Find the string "игры" in the listing and report every line that has it.

** start Records for the exercise **

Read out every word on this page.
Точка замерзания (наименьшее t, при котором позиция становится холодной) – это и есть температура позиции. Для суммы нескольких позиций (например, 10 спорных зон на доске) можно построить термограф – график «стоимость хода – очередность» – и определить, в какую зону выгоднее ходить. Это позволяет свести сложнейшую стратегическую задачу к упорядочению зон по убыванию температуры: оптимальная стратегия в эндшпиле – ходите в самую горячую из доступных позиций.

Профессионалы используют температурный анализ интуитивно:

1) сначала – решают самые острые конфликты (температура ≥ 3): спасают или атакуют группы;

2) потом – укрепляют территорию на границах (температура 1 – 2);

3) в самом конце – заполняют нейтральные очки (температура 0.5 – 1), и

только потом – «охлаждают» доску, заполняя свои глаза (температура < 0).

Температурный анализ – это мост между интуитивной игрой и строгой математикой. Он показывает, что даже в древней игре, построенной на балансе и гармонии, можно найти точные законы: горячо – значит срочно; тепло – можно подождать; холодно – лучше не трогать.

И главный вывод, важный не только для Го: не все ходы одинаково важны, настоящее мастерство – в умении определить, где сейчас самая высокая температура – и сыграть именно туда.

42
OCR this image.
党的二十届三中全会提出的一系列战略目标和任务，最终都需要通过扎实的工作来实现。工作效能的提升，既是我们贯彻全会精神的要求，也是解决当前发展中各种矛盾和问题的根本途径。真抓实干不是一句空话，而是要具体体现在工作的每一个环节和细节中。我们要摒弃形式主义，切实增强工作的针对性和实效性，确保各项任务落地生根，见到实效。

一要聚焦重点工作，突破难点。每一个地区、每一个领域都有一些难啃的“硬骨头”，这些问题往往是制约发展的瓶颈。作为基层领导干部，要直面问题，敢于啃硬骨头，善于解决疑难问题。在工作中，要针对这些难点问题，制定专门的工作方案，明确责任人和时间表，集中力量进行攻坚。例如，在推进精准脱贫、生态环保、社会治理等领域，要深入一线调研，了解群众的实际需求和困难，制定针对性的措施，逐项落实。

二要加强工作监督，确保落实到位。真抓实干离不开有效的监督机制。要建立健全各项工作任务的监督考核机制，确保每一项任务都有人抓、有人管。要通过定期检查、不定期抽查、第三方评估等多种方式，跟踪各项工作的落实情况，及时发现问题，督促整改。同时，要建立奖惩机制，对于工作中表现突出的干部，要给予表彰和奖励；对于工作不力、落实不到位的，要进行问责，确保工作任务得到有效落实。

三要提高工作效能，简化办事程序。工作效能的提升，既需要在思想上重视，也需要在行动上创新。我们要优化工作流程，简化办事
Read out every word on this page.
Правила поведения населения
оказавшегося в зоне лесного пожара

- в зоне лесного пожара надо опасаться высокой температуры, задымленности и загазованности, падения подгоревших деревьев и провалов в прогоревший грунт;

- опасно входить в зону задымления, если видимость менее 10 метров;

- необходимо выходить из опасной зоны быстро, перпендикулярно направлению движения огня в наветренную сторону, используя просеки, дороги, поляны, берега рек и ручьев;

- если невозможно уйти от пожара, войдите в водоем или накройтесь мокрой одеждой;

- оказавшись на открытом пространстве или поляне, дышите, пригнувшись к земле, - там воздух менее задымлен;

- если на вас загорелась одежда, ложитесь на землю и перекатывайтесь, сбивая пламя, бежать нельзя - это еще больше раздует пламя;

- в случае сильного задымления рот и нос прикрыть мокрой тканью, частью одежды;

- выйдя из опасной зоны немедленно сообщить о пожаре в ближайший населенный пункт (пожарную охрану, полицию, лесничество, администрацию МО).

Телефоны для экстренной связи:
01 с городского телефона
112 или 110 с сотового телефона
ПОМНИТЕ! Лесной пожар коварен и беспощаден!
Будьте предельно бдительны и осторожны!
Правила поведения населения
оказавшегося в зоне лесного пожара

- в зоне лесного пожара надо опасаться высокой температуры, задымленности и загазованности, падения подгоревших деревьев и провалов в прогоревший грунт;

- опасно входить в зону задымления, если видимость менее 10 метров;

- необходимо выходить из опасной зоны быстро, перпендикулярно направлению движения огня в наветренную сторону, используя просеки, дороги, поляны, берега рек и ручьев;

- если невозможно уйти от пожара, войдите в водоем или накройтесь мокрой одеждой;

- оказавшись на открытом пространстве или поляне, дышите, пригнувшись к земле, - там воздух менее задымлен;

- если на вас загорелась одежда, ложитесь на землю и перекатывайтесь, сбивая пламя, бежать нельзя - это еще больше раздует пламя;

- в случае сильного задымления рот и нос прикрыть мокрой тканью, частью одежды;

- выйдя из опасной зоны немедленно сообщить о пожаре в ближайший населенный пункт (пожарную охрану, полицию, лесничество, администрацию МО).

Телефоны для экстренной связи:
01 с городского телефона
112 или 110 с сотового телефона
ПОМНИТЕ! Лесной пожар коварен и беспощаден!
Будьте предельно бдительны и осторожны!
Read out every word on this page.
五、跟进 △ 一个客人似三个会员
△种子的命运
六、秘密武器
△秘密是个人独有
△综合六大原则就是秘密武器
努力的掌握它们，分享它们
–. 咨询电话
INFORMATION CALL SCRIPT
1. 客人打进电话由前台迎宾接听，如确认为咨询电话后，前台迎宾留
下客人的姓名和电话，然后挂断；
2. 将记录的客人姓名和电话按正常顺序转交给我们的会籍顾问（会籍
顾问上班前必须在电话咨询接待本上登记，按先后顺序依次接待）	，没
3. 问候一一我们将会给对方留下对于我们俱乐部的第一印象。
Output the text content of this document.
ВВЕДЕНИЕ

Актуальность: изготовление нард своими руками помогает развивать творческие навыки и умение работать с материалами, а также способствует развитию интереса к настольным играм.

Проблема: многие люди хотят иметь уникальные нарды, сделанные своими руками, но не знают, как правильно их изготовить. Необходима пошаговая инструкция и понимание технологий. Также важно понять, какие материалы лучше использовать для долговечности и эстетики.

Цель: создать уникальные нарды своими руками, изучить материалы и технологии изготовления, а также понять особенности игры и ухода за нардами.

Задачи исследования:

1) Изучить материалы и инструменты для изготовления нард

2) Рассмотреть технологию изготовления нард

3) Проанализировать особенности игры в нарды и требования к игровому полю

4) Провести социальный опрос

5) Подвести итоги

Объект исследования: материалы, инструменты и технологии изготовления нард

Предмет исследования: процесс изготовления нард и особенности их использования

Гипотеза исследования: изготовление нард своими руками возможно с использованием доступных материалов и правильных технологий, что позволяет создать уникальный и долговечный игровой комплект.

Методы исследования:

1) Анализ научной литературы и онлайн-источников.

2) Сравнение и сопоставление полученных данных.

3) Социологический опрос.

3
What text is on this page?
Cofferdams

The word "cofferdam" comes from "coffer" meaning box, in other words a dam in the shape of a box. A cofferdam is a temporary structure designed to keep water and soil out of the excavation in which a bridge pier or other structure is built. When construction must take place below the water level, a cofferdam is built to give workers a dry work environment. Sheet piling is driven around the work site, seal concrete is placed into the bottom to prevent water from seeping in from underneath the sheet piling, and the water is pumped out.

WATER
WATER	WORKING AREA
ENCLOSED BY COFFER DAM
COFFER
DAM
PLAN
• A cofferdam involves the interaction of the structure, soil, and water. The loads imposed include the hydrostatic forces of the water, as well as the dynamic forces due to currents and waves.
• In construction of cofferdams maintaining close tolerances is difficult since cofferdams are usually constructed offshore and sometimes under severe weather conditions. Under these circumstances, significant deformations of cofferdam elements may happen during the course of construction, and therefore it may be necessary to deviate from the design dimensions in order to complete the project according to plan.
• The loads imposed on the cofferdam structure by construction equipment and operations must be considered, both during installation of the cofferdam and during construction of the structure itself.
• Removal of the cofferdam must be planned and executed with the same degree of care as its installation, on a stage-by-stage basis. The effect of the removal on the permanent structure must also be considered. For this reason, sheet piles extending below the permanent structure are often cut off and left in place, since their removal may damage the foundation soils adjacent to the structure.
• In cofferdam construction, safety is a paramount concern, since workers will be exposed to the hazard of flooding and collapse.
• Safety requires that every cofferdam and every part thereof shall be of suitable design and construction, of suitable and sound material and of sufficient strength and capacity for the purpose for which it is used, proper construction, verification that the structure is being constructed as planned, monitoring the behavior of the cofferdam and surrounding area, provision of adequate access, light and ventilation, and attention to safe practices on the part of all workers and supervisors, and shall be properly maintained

** end Records for the exercise **

The completed task =>
Цель: создать уникальные нарды своими руками, изучить материалы и технологии изготовления, а также понять особенности игры и ухода за нардами.
3) Проанализировать особенности игры в нарды и требования к игровому полю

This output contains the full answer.